(Data records)

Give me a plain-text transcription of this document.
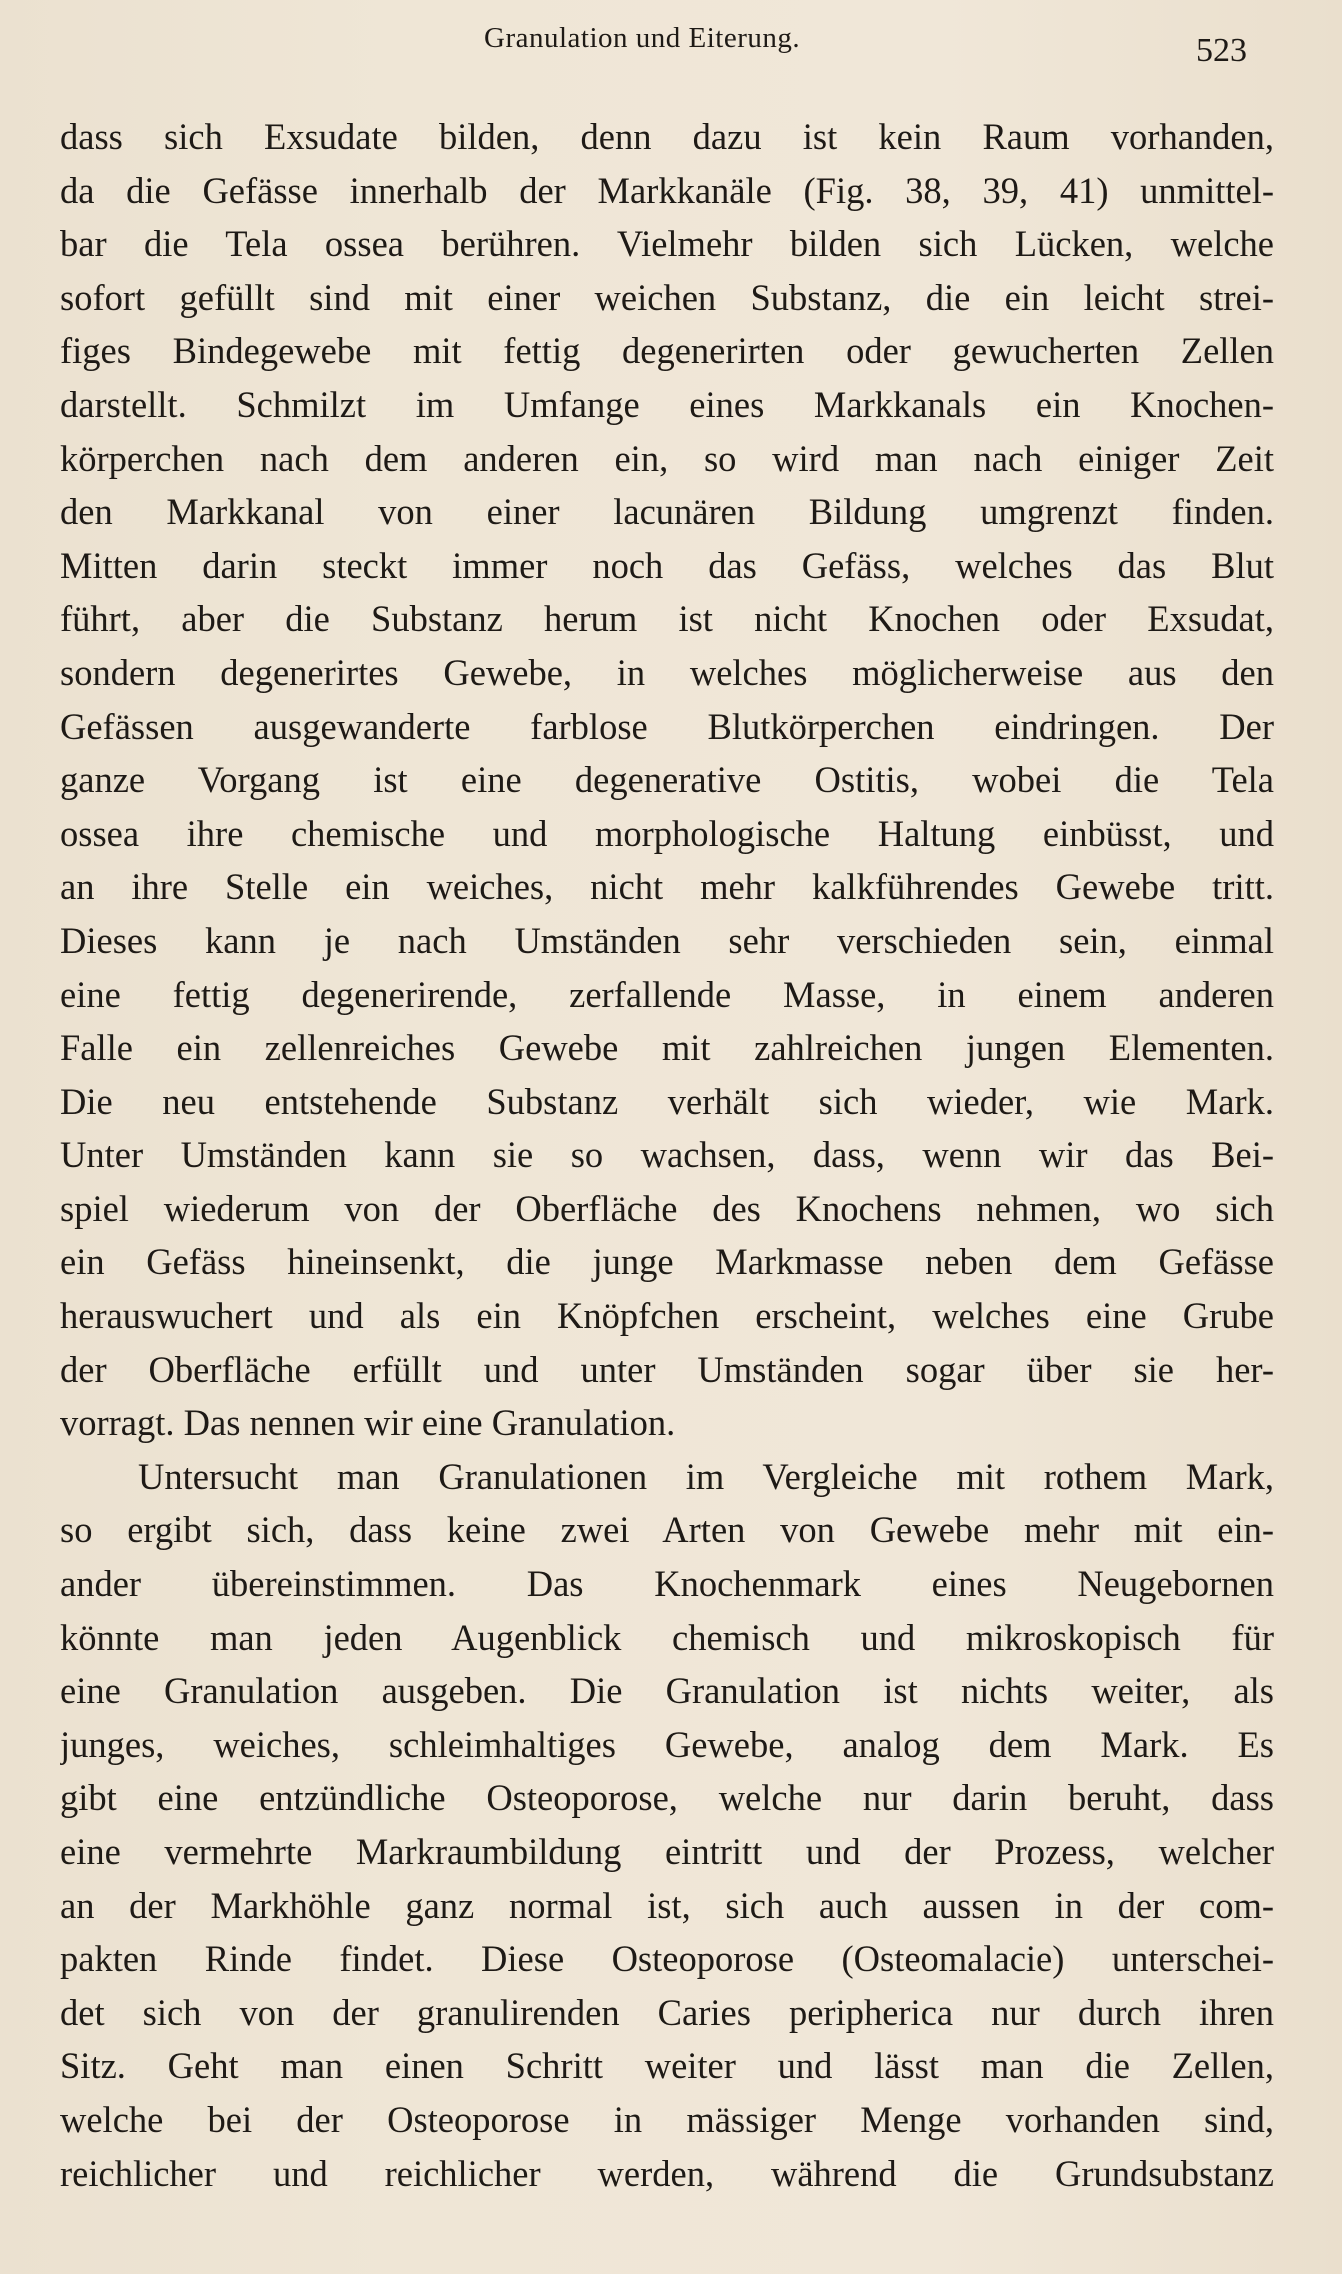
Granulation und Eiterung.	523
dass sich Exsudate bilden, denn dazu ist kein Raum vorhanden,
da die Gefässe innerhalb der Markkanäle (Fig. 38, 39, 41) unmittel-
bar die Tela ossea berühren. Vielmehr bilden sich Lücken, welche
sofort gefüllt sind mit einer weichen Substanz, die ein leicht strei-
figes Bindegewebe mit fettig degenerirten oder gewucherten Zellen
darstellt. Schmilzt im Umfange eines Markkanals ein Knochen-
körperchen nach dem anderen ein, so wird man nach einiger Zeit
den Markkanal von einer lacunären Bildung umgrenzt finden.
Mitten darin steckt immer noch das Gefäss, welches das Blut
führt, aber die Substanz herum ist nicht Knochen oder Exsudat,
sondern degenerirtes Gewebe, in welches möglicherweise aus den
Gefässen ausgewanderte farblose Blutkörperchen eindringen. Der
ganze Vorgang ist eine degenerative Ostitis, wobei die Tela
ossea ihre chemische und morphologische Haltung einbüsst, und
an ihre Stelle ein weiches, nicht mehr kalkführendes Gewebe tritt.
Dieses kann je nach Umständen sehr verschieden sein, einmal
eine fettig degenerirende, zerfallende Masse, in einem anderen
Falle ein zellenreiches Gewebe mit zahlreichen jungen Elementen.
Die neu entstehende Substanz verhält sich wieder, wie Mark.
Unter Umständen kann sie so wachsen, dass, wenn wir das Bei-
spiel wiederum von der Oberfläche des Knochens nehmen, wo sich
ein Gefäss hineinsenkt, die junge Markmasse neben dem Gefässe
herauswuchert und als ein Knöpfchen erscheint, welches eine Grube
der Oberfläche erfüllt und unter Umständen sogar über sie her-
vorragt. Das nennen wir eine Granulation.
Untersucht man Granulationen im Vergleiche mit rothem Mark,
so ergibt sich, dass keine zwei Arten von Gewebe mehr mit ein-
ander übereinstimmen. Das Knochenmark eines Neugebornen
könnte man jeden Augenblick chemisch und mikroskopisch für
eine Granulation ausgeben. Die Granulation ist nichts weiter, als
junges, weiches, schleimhaltiges Gewebe, analog dem Mark. Es
gibt eine entzündliche Osteoporose, welche nur darin beruht, dass
eine vermehrte Markraumbildung eintritt und der Prozess, welcher
an der Markhöhle ganz normal ist, sich auch aussen in der com-
pakten Rinde findet. Diese Osteoporose (Osteomalacie) unterschei-
det sich von der granulirenden Caries peripherica nur durch ihren
Sitz. Geht man einen Schritt weiter und lässt man die Zellen,
welche bei der Osteoporose in mässiger Menge vorhanden sind,
reichlicher und reichlicher werden, während die Grundsubstanz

## Required work
Show all lines in the entries above where the string "weiter" appears.

## Expected answer
eine Granulation ausgeben. Die Granulation ist nichts weiter, als
Sitz. Geht man einen Schritt weiter und lässt man die Zellen,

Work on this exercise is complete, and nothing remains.